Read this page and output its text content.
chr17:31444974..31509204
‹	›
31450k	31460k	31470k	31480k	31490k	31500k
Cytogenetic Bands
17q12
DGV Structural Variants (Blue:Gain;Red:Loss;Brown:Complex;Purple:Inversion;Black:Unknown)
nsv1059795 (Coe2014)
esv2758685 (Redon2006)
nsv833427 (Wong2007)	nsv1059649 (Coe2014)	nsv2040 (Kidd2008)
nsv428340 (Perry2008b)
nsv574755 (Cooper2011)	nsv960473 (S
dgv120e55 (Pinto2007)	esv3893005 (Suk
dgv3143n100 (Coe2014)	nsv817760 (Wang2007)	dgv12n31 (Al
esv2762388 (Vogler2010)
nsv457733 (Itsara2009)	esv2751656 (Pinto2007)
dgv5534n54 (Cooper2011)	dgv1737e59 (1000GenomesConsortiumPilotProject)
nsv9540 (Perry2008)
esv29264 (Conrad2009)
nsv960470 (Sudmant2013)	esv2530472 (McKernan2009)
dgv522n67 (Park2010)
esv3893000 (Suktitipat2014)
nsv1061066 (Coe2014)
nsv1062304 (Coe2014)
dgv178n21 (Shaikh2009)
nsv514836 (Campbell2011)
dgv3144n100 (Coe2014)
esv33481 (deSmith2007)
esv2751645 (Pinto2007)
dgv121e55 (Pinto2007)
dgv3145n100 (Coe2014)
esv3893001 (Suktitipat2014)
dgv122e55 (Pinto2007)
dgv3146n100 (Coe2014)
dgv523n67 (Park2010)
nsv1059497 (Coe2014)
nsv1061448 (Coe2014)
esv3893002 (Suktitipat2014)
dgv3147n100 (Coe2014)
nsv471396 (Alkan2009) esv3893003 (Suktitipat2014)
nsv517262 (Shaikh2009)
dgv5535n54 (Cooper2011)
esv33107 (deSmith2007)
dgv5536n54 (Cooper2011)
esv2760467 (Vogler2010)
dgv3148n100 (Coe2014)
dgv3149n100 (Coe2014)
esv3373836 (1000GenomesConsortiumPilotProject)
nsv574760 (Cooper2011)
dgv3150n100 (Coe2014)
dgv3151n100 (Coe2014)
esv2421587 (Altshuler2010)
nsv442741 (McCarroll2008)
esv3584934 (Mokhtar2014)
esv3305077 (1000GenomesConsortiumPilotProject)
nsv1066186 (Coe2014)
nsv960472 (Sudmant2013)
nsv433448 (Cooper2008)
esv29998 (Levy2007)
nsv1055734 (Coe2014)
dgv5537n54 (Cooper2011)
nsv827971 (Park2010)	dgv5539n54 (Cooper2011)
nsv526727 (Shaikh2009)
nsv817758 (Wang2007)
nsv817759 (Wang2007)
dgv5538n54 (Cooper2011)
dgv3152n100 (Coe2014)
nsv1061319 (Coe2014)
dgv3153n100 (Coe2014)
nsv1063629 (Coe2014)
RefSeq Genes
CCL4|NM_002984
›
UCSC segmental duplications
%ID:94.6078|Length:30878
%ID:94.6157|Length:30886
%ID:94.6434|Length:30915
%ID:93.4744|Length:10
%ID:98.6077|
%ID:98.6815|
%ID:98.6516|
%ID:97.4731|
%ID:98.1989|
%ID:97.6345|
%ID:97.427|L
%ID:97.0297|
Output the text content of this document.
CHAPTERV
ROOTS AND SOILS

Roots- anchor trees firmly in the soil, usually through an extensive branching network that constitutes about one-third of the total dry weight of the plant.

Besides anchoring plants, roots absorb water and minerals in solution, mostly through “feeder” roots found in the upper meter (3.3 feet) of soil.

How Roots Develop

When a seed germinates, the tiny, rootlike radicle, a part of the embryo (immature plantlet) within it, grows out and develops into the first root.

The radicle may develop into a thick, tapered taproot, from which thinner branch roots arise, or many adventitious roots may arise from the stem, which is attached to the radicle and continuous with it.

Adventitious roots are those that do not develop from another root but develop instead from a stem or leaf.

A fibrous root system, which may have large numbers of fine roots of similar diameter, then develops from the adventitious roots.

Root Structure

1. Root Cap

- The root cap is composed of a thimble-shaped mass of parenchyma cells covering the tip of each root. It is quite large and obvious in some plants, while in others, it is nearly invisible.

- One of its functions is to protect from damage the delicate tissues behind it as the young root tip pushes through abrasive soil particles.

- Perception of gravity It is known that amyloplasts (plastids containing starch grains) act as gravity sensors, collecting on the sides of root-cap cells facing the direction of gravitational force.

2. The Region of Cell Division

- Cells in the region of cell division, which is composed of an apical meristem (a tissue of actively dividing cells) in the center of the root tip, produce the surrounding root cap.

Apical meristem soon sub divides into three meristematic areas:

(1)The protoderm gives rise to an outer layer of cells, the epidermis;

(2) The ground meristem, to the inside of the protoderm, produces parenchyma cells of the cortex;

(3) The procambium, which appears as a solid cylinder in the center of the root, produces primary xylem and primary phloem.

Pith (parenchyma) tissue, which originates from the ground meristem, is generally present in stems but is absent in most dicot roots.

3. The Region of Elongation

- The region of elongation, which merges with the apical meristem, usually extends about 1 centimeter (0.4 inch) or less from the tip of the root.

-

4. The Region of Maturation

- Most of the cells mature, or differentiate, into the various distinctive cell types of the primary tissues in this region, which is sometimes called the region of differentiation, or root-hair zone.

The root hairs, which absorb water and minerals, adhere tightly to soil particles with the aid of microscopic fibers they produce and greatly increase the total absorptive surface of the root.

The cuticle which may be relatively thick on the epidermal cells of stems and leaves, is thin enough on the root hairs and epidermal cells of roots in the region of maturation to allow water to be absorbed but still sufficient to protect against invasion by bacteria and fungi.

▶ Exercise details: Down to the last line, retype the entries above exactly.

▶ Output for this exercise:
Read this page and output its text content.
chr17:31444974..31509204
‹	›
31450k	31460k	31470k	31480k	31490k	31500k
Cytogenetic Bands
17q12
DGV Structural Variants (Blue:Gain;Red:Loss;Brown:Complex;Purple:Inversion;Black:Unknown)
nsv1059795 (Coe2014)
esv2758685 (Redon2006)
nsv833427 (Wong2007)	nsv1059649 (Coe2014)	nsv2040 (Kidd2008)
nsv428340 (Perry2008b)
nsv574755 (Cooper2011)	nsv960473 (S
dgv120e55 (Pinto2007)	esv3893005 (Suk
dgv3143n100 (Coe2014)	nsv817760 (Wang2007)	dgv12n31 (Al
esv2762388 (Vogler2010)
nsv457733 (Itsara2009)	esv2751656 (Pinto2007)
dgv5534n54 (Cooper2011)	dgv1737e59 (1000GenomesConsortiumPilotProject)
nsv9540 (Perry2008)
esv29264 (Conrad2009)
nsv960470 (Sudmant2013)	esv2530472 (McKernan2009)
dgv522n67 (Park2010)
esv3893000 (Suktitipat2014)
nsv1061066 (Coe2014)
nsv1062304 (Coe2014)
dgv178n21 (Shaikh2009)
nsv514836 (Campbell2011)
dgv3144n100 (Coe2014)
esv33481 (deSmith2007)
esv2751645 (Pinto2007)
dgv121e55 (Pinto2007)
dgv3145n100 (Coe2014)
esv3893001 (Suktitipat2014)
dgv122e55 (Pinto2007)
dgv3146n100 (Coe2014)
dgv523n67 (Park2010)
nsv1059497 (Coe2014)
nsv1061448 (Coe2014)
esv3893002 (Suktitipat2014)
dgv3147n100 (Coe2014)
nsv471396 (Alkan2009) esv3893003 (Suktitipat2014)
nsv517262 (Shaikh2009)
dgv5535n54 (Cooper2011)
esv33107 (deSmith2007)
dgv5536n54 (Cooper2011)
esv2760467 (Vogler2010)
dgv3148n100 (Coe2014)
dgv3149n100 (Coe2014)
esv3373836 (1000GenomesConsortiumPilotProject)
nsv574760 (Cooper2011)
dgv3150n100 (Coe2014)
dgv3151n100 (Coe2014)
esv2421587 (Altshuler2010)
nsv442741 (McCarroll2008)
esv3584934 (Mokhtar2014)
esv3305077 (1000GenomesConsortiumPilotProject)
nsv1066186 (Coe2014)
nsv960472 (Sudmant2013)
nsv433448 (Cooper2008)
esv29998 (Levy2007)
nsv1055734 (Coe2014)
dgv5537n54 (Cooper2011)
nsv827971 (Park2010)	dgv5539n54 (Cooper2011)
nsv526727 (Shaikh2009)
nsv817758 (Wang2007)
nsv817759 (Wang2007)
dgv5538n54 (Cooper2011)
dgv3152n100 (Coe2014)
nsv1061319 (Coe2014)
dgv3153n100 (Coe2014)
nsv1063629 (Coe2014)
RefSeq Genes
CCL4|NM_002984
›
UCSC segmental duplications
%ID:94.6078|Length:30878
%ID:94.6157|Length:30886
%ID:94.6434|Length:30915
%ID:93.4744|Length:10
%ID:98.6077|
%ID:98.6815|
%ID:98.6516|
%ID:97.4731|
%ID:98.1989|
%ID:97.6345|
%ID:97.427|L
%ID:97.0297|
Output the text content of this document.
CHAPTERV
ROOTS AND SOILS

Roots- anchor trees firmly in the soil, usually through an extensive branching network that constitutes about one-third of the total dry weight of the plant.

Besides anchoring plants, roots absorb water and minerals in solution, mostly through “feeder” roots found in the upper meter (3.3 feet) of soil.

How Roots Develop

When a seed germinates, the tiny, rootlike radicle, a part of the embryo (immature plantlet) within it, grows out and develops into the first root.

The radicle may develop into a thick, tapered taproot, from which thinner branch roots arise, or many adventitious roots may arise from the stem, which is attached to the radicle and continuous with it.

Adventitious roots are those that do not develop from another root but develop instead from a stem or leaf.

A fibrous root system, which may have large numbers of fine roots of similar diameter, then develops from the adventitious roots.

Root Structure

1. Root Cap

- The root cap is composed of a thimble-shaped mass of parenchyma cells covering the tip of each root. It is quite large and obvious in some plants, while in others, it is nearly invisible.

- One of its functions is to protect from damage the delicate tissues behind it as the young root tip pushes through abrasive soil particles.

- Perception of gravity It is known that amyloplasts (plastids containing starch grains) act as gravity sensors, collecting on the sides of root-cap cells facing the direction of gravitational force.

2. The Region of Cell Division

- Cells in the region of cell division, which is composed of an apical meristem (a tissue of actively dividing cells) in the center of the root tip, produce the surrounding root cap.

Apical meristem soon sub divides into three meristematic areas:

(1)The protoderm gives rise to an outer layer of cells, the epidermis;

(2) The ground meristem, to the inside of the protoderm, produces parenchyma cells of the cortex;

(3) The procambium, which appears as a solid cylinder in the center of the root, produces primary xylem and primary phloem.

Pith (parenchyma) tissue, which originates from the ground meristem, is generally present in stems but is absent in most dicot roots.

3. The Region of Elongation

- The region of elongation, which merges with the apical meristem, usually extends about 1 centimeter (0.4 inch) or less from the tip of the root.

-

4. The Region of Maturation

- Most of the cells mature, or differentiate, into the various distinctive cell types of the primary tissues in this region, which is sometimes called the region of differentiation, or root-hair zone.

The root hairs, which absorb water and minerals, adhere tightly to soil particles with the aid of microscopic fibers they produce and greatly increase the total absorptive surface of the root.

The cuticle which may be relatively thick on the epidermal cells of stems and leaves, is thin enough on the root hairs and epidermal cells of roots in the region of maturation to allow water to be absorbed but still sufficient to protect against invasion by bacteria and fungi.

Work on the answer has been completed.